WHAT YOU HAVE TO DO: Give the number of lines below that contain the word "title", and nothing else.

Dataset items:
>> start
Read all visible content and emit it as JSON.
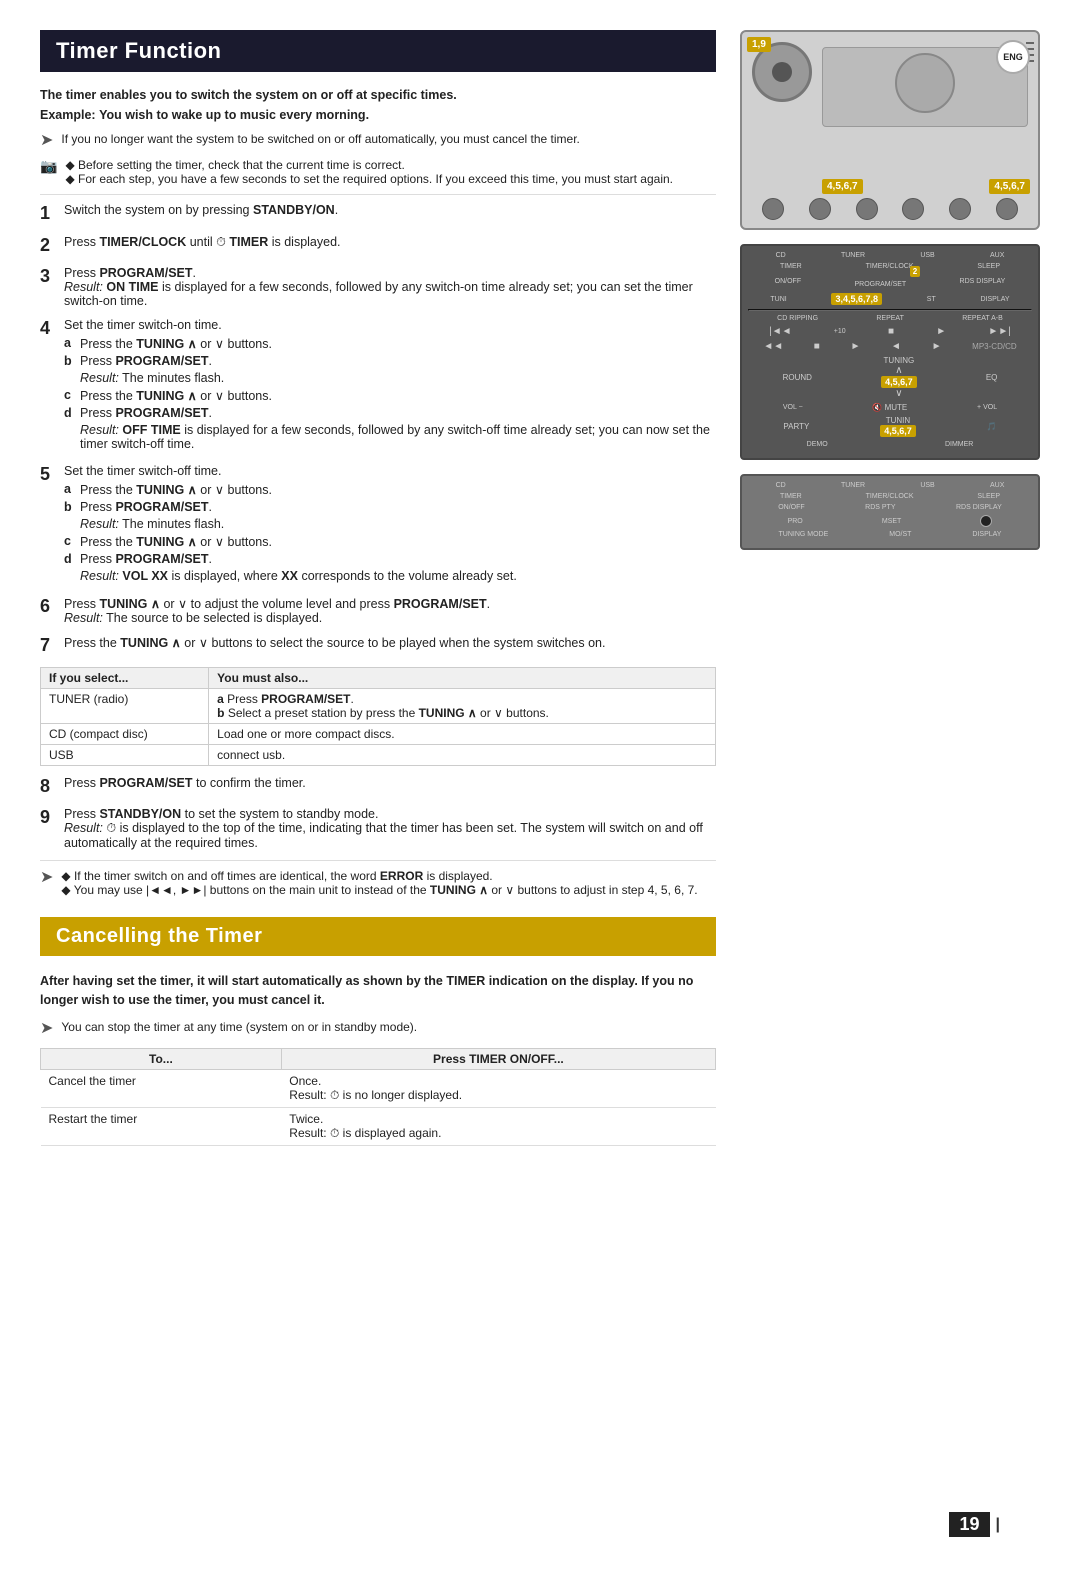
{
  "page": {
    "number": "19",
    "lang_badge": "ENG"
  },
  "timer_section": {
    "title": "Timer Function",
    "intro_bold": "The timer enables you to switch the system on or off at specific times.",
    "intro_example_label": "Example:",
    "intro_example_text": "You wish to wake up to music every morning.",
    "note1": "If you no longer want the system to be switched on or off automatically, you must cancel the timer.",
    "note2a": "◆ Before setting the timer, check that the current time is correct.",
    "note2b": "◆ For each step, you have a few seconds to set the required options. If you exceed this time, you must start again.",
    "steps": [
      {
        "num": "1",
        "text": "Switch the system on by pressing ",
        "bold": "STANDBY/ON",
        "after": "."
      },
      {
        "num": "2",
        "text": "Press ",
        "bold": "TIMER/CLOCK",
        "middle": " until ",
        "icon": "⏱",
        "after_bold": "TIMER",
        "after": " is displayed."
      },
      {
        "num": "3",
        "text": "Press ",
        "bold": "PROGRAM/SET",
        "after": ".",
        "result": "Result:",
        "result_text": " ON TIME is displayed for a few seconds, followed by any switch-on time already set; you can set the timer switch-on time."
      },
      {
        "num": "4",
        "text": "Set the timer switch-on time.",
        "substeps": [
          {
            "letter": "a",
            "text": "Press the ",
            "bold": "TUNING ∧",
            "after": " or ∨ buttons."
          },
          {
            "letter": "b",
            "text": "Press ",
            "bold": "PROGRAM/SET",
            "after": "."
          },
          {
            "letter": "",
            "text": "Result: The minutes flash."
          },
          {
            "letter": "c",
            "text": "Press the ",
            "bold": "TUNING ∧",
            "after": " or ∨ buttons."
          },
          {
            "letter": "d",
            "text": "Press ",
            "bold": "PROGRAM/SET",
            "after": "."
          },
          {
            "letter": "",
            "text": "Result: OFF TIME is displayed for a few seconds, followed by any switch-off time already set; you can now set the timer switch-off time."
          }
        ]
      },
      {
        "num": "5",
        "text": "Set the timer switch-off time.",
        "substeps": [
          {
            "letter": "a",
            "text": "Press the ",
            "bold": "TUNING ∧",
            "after": " or ∨ buttons."
          },
          {
            "letter": "b",
            "text": "Press ",
            "bold": "PROGRAM/SET",
            "after": "."
          },
          {
            "letter": "",
            "text": "Result: The minutes flash."
          },
          {
            "letter": "c",
            "text": "Press the ",
            "bold": "TUNING ∧",
            "after": " or ∨ buttons."
          },
          {
            "letter": "d",
            "text": "Press ",
            "bold": "PROGRAM/SET",
            "after": "."
          },
          {
            "letter": "",
            "text": "Result: VOL XX is displayed, where XX corresponds to the volume already set."
          }
        ]
      },
      {
        "num": "6",
        "text": "Press ",
        "bold": "TUNING ∧",
        "after": " or ∨ to adjust the volume level and press ",
        "bold2": "PROGRAM/SET",
        "after2": ".",
        "result": "Result:",
        "result_text": " The source to be selected is displayed."
      },
      {
        "num": "7",
        "text": "Press the ",
        "bold": "TUNING ∧",
        "after": " or ∨ buttons to select the source to be played when the system switches on."
      }
    ],
    "select_table": {
      "headers": [
        "If you select...",
        "You must also..."
      ],
      "rows": [
        {
          "col1": "TUNER (radio)",
          "col2_items": [
            {
              "letter": "a",
              "text": "Press ",
              "bold": "PROGRAM/SET",
              "after": "."
            },
            {
              "letter": "b",
              "text": "Select a preset station by press the ",
              "bold": "TUNING ∧",
              "after": " or ∨ buttons."
            }
          ]
        },
        {
          "col1": "CD (compact disc)",
          "col2": "Load one or more compact discs."
        },
        {
          "col1": "USB",
          "col2": "connect usb."
        }
      ]
    },
    "step8": {
      "num": "8",
      "text": "Press ",
      "bold": "PROGRAM/SET",
      "after": " to confirm the timer."
    },
    "step9": {
      "num": "9",
      "text": "Press ",
      "bold": "STANDBY/ON",
      "after": " to set the system to standby mode.",
      "result": "Result:",
      "result_text": " ⏱ is displayed to the top of the time, indicating that the timer has been set. The system will switch on and off automatically at the required times."
    },
    "footer_notes": [
      "◆ If the timer switch on and off times are identical, the word ERROR is displayed.",
      "◆ You may use |◄◄, ►►| buttons on the main unit to instead of the TUNING ∧ or ∨ buttons to adjust in step 4, 5, 6, 7."
    ]
  },
  "cancelling_section": {
    "title": "Cancelling the Timer",
    "intro": "After having set the timer, it will start automatically as shown by the TIMER indication on the display. If you no longer wish to use the timer, you must cancel it.",
    "note": "You can stop the timer at any time (system on or in standby mode).",
    "table": {
      "headers": [
        "To...",
        "Press TIMER ON/OFF..."
      ],
      "rows": [
        {
          "action": "Cancel the timer",
          "press": "Once.",
          "result": "Result: ⏱ is no longer displayed."
        },
        {
          "action": "Restart the timer",
          "press": "Twice.",
          "result": "Result: ⏱ is displayed again."
        }
      ]
    }
  },
  "device": {
    "badge1": "1,9",
    "badge2": "4,5,6,7",
    "badge3": "4,5,6,7",
    "badge4": "2",
    "badge5": "3,4,5,6,7,8",
    "badge6": "4,5,6,7",
    "badge7": "4,5,6,7"
  }
}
>> end
RESPONSE TO THE EXERCISE: 2